**INFORMATION SHOWN**
————
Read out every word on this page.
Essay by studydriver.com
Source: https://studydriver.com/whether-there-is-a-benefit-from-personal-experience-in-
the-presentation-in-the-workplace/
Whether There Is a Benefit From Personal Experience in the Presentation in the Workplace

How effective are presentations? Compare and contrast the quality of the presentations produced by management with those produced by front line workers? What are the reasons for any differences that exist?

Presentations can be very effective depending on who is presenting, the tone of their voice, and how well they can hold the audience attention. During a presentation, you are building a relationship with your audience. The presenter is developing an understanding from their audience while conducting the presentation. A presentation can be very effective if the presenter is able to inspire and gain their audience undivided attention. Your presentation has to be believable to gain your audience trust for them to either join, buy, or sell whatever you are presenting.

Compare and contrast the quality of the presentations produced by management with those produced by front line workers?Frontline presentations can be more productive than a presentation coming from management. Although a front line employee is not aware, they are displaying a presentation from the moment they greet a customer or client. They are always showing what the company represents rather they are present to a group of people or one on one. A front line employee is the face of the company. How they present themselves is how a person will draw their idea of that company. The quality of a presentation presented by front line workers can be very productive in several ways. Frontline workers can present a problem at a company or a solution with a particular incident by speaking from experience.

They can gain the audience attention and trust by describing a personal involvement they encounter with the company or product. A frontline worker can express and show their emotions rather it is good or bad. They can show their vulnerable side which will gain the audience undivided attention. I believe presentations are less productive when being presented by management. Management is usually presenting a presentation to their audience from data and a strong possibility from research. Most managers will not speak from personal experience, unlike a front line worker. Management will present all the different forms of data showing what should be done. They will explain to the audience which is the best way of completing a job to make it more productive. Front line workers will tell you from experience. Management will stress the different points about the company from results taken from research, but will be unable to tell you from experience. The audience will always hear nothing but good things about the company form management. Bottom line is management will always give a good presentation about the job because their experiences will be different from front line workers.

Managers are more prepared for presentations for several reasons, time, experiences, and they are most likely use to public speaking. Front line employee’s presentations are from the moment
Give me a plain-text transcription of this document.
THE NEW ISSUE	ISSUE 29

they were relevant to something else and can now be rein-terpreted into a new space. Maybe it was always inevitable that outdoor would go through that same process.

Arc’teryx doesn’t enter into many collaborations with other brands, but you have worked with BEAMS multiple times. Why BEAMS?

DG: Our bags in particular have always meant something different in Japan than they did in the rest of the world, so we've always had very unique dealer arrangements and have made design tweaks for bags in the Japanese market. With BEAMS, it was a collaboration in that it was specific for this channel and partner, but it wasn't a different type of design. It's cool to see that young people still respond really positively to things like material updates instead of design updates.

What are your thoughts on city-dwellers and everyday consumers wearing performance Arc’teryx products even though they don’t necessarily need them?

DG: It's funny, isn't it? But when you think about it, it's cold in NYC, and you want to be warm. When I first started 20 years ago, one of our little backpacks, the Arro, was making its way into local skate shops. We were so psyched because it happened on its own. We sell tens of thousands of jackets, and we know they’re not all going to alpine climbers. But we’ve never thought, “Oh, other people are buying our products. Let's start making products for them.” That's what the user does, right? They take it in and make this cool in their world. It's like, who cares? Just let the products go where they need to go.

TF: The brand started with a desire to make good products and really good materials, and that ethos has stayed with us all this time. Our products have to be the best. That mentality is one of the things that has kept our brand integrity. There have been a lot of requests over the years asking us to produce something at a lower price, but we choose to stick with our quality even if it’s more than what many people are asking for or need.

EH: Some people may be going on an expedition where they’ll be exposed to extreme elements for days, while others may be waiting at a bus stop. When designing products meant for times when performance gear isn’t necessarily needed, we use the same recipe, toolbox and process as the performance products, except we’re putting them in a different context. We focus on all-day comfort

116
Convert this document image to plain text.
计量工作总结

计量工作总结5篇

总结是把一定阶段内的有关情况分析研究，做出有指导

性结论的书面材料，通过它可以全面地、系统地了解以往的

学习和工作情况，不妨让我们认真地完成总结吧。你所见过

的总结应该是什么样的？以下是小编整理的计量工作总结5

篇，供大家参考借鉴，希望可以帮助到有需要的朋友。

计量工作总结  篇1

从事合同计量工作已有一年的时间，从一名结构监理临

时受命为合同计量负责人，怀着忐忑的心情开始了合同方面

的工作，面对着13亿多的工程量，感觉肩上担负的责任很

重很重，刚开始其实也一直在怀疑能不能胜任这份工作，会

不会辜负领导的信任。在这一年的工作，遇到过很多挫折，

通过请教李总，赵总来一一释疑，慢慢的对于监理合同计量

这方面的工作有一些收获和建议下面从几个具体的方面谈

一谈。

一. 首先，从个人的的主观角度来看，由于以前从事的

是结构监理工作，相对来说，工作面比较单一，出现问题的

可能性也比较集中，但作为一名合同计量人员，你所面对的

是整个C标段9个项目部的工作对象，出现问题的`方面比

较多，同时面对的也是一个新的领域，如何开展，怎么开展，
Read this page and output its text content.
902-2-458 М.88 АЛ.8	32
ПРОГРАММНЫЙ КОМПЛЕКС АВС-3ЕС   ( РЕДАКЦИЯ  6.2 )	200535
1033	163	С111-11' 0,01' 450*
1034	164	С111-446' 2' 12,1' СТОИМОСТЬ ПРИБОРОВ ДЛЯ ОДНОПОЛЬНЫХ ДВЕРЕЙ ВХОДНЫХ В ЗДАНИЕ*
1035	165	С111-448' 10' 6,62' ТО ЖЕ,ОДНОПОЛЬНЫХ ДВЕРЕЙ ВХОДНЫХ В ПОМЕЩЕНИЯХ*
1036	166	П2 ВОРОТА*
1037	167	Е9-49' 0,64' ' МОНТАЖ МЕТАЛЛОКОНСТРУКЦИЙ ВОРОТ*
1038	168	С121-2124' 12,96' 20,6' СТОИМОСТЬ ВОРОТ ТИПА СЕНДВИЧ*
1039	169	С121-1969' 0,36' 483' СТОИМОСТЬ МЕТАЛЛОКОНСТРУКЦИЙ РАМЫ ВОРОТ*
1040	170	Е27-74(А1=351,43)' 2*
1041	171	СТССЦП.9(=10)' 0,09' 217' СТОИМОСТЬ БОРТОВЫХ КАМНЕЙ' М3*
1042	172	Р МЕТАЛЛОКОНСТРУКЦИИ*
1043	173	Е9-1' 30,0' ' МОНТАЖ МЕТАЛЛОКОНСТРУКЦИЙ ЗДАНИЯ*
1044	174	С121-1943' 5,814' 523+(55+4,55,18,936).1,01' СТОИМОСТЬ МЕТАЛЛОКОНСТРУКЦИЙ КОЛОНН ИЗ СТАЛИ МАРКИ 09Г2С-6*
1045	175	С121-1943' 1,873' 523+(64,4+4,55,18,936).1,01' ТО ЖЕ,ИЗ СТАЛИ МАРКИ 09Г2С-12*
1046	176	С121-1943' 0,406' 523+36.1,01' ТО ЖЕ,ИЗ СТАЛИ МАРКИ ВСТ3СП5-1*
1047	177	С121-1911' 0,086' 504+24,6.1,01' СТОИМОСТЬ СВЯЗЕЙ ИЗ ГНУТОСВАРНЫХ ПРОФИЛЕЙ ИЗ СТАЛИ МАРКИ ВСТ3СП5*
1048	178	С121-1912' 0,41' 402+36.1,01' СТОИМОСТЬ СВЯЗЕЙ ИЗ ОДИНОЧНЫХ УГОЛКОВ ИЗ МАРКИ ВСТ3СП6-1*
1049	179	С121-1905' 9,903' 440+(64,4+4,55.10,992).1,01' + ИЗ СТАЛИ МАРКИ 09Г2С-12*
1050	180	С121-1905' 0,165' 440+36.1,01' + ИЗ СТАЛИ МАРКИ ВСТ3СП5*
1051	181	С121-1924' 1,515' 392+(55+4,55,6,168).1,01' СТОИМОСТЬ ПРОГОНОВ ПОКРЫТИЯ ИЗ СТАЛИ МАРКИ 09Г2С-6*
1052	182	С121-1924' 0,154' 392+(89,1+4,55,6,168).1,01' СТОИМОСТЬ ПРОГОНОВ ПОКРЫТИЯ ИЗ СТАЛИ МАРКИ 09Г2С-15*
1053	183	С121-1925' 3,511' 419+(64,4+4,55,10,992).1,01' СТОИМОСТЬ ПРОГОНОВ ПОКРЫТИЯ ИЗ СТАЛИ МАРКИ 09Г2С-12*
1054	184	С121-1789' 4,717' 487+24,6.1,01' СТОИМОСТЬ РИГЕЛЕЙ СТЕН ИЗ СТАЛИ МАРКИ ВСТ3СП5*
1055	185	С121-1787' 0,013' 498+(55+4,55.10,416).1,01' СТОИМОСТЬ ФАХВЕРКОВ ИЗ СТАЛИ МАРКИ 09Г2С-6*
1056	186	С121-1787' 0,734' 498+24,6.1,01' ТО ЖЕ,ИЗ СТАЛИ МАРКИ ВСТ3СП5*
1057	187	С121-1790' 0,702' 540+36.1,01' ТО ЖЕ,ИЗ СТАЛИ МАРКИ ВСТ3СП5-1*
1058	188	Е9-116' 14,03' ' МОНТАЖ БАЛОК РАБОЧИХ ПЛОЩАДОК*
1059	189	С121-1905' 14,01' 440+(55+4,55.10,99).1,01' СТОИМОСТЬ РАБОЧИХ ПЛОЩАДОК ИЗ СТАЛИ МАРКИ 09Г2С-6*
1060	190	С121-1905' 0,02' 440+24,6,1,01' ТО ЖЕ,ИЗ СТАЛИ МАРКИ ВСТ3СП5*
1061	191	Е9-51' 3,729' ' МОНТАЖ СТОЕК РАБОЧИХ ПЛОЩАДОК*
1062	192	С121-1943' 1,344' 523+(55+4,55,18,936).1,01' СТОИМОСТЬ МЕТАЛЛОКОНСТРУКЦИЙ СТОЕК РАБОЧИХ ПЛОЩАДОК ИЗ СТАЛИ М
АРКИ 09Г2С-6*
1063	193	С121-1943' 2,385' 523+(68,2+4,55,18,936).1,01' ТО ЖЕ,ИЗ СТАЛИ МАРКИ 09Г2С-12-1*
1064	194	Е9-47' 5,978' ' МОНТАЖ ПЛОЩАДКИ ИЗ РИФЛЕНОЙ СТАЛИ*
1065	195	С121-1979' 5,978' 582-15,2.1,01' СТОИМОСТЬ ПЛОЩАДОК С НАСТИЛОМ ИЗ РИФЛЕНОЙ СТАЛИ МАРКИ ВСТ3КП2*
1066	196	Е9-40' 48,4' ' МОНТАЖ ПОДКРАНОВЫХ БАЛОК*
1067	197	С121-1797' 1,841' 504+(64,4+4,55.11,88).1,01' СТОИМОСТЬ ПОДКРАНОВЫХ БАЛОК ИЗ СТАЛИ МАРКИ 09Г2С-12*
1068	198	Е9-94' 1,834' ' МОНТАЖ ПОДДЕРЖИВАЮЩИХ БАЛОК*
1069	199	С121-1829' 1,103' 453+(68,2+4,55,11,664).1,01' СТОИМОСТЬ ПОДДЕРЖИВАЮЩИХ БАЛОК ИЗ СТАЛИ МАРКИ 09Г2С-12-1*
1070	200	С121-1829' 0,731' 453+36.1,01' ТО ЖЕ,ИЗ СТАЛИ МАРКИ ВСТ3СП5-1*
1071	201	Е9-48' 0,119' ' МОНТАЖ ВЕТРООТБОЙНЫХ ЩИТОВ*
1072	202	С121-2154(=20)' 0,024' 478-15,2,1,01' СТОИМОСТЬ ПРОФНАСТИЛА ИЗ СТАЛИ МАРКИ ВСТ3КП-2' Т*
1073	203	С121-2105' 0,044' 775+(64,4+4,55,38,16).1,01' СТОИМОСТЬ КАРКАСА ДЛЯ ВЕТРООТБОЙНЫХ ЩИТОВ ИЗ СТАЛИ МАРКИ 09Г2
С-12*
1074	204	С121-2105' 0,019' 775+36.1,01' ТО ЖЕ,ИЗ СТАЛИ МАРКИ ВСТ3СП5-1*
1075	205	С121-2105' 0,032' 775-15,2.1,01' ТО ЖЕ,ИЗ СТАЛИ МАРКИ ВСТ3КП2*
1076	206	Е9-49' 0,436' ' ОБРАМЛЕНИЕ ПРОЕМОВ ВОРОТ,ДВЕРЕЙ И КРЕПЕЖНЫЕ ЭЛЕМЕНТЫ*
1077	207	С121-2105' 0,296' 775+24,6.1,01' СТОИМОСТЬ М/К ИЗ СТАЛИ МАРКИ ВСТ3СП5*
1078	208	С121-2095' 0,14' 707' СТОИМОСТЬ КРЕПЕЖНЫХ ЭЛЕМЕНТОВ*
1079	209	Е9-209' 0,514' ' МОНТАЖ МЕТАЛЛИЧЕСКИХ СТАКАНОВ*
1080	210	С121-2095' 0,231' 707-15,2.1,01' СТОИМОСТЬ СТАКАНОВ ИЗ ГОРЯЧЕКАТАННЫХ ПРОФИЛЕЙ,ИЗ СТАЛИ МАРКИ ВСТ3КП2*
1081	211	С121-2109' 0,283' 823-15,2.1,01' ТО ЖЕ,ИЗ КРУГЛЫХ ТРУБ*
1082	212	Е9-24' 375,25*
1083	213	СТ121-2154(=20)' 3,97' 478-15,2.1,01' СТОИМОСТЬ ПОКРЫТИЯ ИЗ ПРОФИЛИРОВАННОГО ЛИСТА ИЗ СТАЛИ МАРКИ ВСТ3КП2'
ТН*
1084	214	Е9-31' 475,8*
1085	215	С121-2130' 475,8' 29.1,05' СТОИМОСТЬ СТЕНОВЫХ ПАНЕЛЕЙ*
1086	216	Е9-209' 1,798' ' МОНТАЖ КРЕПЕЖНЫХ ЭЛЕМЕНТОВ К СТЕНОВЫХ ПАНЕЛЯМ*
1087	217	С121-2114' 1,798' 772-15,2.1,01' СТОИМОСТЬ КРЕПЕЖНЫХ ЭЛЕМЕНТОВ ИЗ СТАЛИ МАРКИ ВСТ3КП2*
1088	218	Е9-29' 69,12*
————
**WRITTEN REQUEST**
Locate the word "СТОЕК" in the entries, and copy every line where it is found.

**RESPONSE FOR THIS EXERCISE**
1061	191	Е9-51' 3,729' ' МОНТАЖ СТОЕК РАБОЧИХ ПЛОЩАДОК*
1062	192	С121-1943' 1,344' 523+(55+4,55,18,936).1,01' СТОИМОСТЬ МЕТАЛЛОКОНСТРУКЦИЙ СТОЕК РАБОЧИХ ПЛОЩАДОК ИЗ СТАЛИ М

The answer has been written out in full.